## START
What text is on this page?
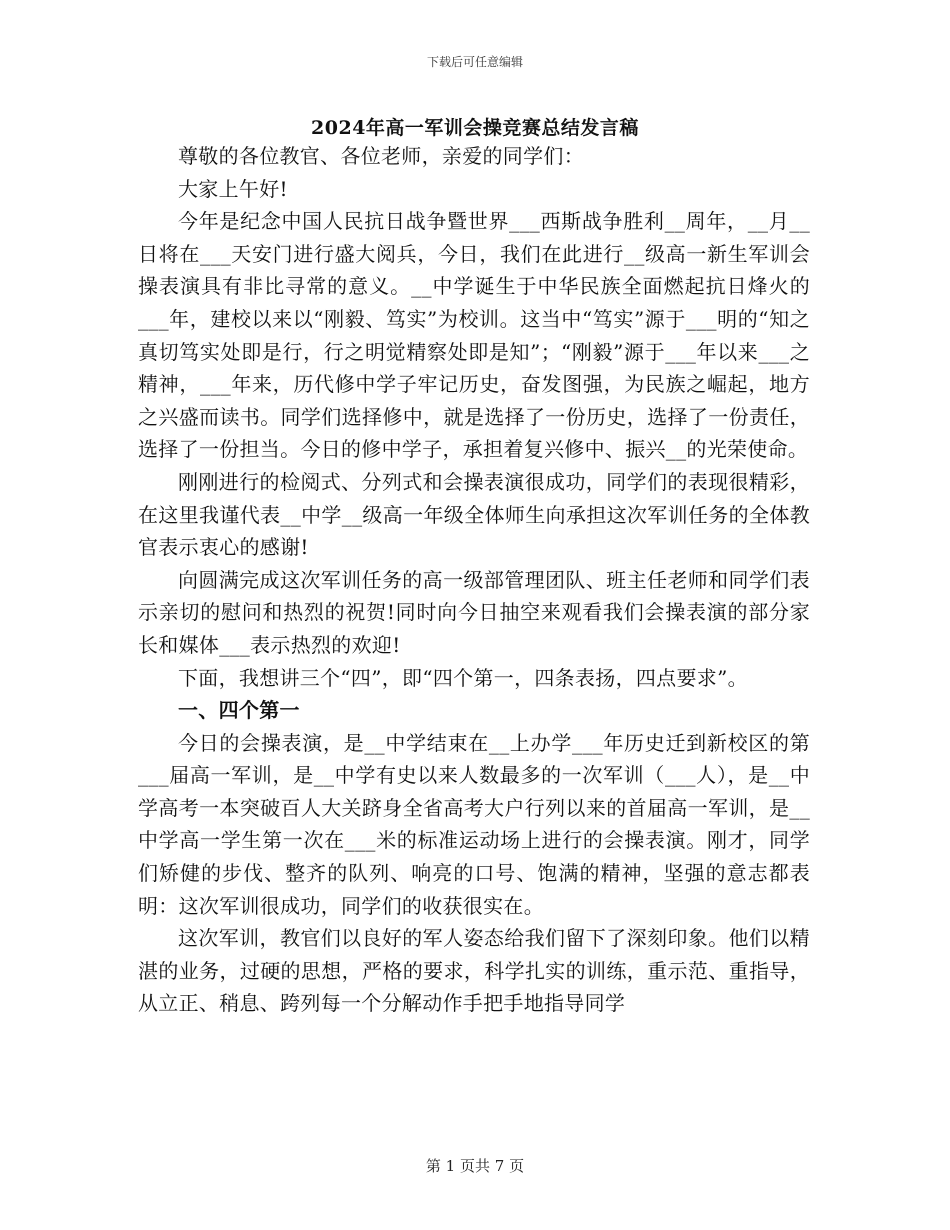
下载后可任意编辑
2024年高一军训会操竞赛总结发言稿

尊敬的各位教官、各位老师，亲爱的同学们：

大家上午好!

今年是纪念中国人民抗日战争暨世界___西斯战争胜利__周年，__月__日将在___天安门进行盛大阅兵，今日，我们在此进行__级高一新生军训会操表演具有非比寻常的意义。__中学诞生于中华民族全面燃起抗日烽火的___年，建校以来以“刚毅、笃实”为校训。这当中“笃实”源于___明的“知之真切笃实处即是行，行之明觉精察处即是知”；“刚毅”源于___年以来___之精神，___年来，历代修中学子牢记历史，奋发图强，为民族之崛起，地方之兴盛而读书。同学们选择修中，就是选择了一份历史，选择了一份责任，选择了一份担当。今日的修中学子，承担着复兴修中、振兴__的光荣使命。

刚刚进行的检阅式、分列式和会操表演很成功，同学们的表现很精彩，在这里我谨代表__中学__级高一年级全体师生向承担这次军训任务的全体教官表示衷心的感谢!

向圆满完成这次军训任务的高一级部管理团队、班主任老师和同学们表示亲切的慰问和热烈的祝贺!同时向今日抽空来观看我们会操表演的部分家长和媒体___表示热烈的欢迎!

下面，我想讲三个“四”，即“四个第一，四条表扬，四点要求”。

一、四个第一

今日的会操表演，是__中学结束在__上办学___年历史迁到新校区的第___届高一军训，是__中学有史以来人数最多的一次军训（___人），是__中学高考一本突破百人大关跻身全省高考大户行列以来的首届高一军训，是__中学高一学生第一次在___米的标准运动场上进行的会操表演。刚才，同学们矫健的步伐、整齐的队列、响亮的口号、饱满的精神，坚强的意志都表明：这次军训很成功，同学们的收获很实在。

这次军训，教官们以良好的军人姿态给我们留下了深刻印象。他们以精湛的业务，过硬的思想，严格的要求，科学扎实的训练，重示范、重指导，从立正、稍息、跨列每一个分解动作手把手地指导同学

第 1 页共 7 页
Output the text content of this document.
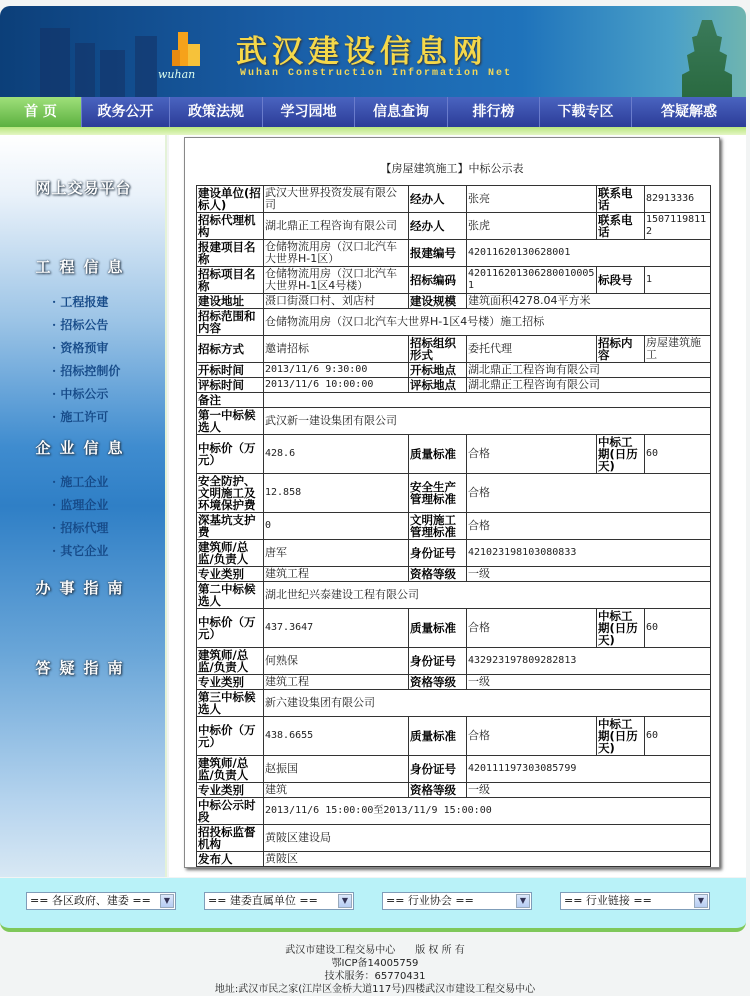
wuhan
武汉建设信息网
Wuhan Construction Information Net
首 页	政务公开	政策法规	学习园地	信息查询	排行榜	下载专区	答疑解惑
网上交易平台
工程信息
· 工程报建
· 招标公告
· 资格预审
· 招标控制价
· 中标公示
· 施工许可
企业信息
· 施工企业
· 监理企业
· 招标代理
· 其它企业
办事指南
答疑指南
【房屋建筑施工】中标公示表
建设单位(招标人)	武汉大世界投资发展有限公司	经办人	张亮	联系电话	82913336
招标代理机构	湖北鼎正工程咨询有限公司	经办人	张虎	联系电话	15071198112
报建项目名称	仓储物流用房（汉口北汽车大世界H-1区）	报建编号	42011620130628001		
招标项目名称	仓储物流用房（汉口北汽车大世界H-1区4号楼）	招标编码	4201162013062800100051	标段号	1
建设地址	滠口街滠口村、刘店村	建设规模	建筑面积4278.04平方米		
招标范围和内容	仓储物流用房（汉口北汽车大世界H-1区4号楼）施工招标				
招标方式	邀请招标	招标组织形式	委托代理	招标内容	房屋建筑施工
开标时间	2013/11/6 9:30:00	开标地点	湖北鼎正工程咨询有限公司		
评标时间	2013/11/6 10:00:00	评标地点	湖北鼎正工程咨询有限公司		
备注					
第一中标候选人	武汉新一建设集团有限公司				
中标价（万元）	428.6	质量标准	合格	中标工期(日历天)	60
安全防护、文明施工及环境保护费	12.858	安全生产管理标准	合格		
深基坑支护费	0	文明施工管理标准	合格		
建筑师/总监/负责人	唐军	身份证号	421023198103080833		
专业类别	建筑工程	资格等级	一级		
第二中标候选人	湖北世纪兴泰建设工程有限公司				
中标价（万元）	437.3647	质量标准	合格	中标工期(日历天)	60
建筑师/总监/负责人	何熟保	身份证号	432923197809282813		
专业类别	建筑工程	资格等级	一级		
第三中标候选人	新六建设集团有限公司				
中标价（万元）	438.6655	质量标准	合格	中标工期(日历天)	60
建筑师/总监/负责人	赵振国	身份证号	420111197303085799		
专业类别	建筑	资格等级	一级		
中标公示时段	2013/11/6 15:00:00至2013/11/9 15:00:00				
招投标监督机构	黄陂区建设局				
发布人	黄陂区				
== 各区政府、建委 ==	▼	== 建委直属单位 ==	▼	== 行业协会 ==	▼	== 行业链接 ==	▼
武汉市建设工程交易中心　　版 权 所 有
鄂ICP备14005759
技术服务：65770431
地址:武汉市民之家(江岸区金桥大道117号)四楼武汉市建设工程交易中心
## END
[Short exercise]:
Pictures do not go in the copy. Write out exactly the lines from the line containing "Output the text content of this document." through the last line of the listing.

[Reply]:
Output the text content of this document.
wuhan
武汉建设信息网
Wuhan Construction Information Net
首 页	政务公开	政策法规	学习园地	信息查询	排行榜	下载专区	答疑解惑
网上交易平台
工程信息
· 工程报建
· 招标公告
· 资格预审
· 招标控制价
· 中标公示
· 施工许可
企业信息
· 施工企业
· 监理企业
· 招标代理
· 其它企业
办事指南
答疑指南
【房屋建筑施工】中标公示表
建设单位(招标人)	武汉大世界投资发展有限公司	经办人	张亮	联系电话	82913336
招标代理机构	湖北鼎正工程咨询有限公司	经办人	张虎	联系电话	15071198112
报建项目名称	仓储物流用房（汉口北汽车大世界H-1区）	报建编号	42011620130628001		
招标项目名称	仓储物流用房（汉口北汽车大世界H-1区4号楼）	招标编码	4201162013062800100051	标段号	1
建设地址	滠口街滠口村、刘店村	建设规模	建筑面积4278.04平方米		
招标范围和内容	仓储物流用房（汉口北汽车大世界H-1区4号楼）施工招标				
招标方式	邀请招标	招标组织形式	委托代理	招标内容	房屋建筑施工
开标时间	2013/11/6 9:30:00	开标地点	湖北鼎正工程咨询有限公司		
评标时间	2013/11/6 10:00:00	评标地点	湖北鼎正工程咨询有限公司		
备注					
第一中标候选人	武汉新一建设集团有限公司				
中标价（万元）	428.6	质量标准	合格	中标工期(日历天)	60
安全防护、文明施工及环境保护费	12.858	安全生产管理标准	合格		
深基坑支护费	0	文明施工管理标准	合格		
建筑师/总监/负责人	唐军	身份证号	421023198103080833		
专业类别	建筑工程	资格等级	一级		
第二中标候选人	湖北世纪兴泰建设工程有限公司				
中标价（万元）	437.3647	质量标准	合格	中标工期(日历天)	60
建筑师/总监/负责人	何熟保	身份证号	432923197809282813		
专业类别	建筑工程	资格等级	一级		
第三中标候选人	新六建设集团有限公司				
中标价（万元）	438.6655	质量标准	合格	中标工期(日历天)	60
建筑师/总监/负责人	赵振国	身份证号	420111197303085799		
专业类别	建筑	资格等级	一级		
中标公示时段	2013/11/6 15:00:00至2013/11/9 15:00:00				
招投标监督机构	黄陂区建设局				
发布人	黄陂区				
== 各区政府、建委 ==	▼	== 建委直属单位 ==	▼	== 行业协会 ==	▼	== 行业链接 ==	▼
武汉市建设工程交易中心　　版 权 所 有
鄂ICP备14005759
技术服务：65770431
地址:武汉市民之家(江岸区金桥大道117号)四楼武汉市建设工程交易中心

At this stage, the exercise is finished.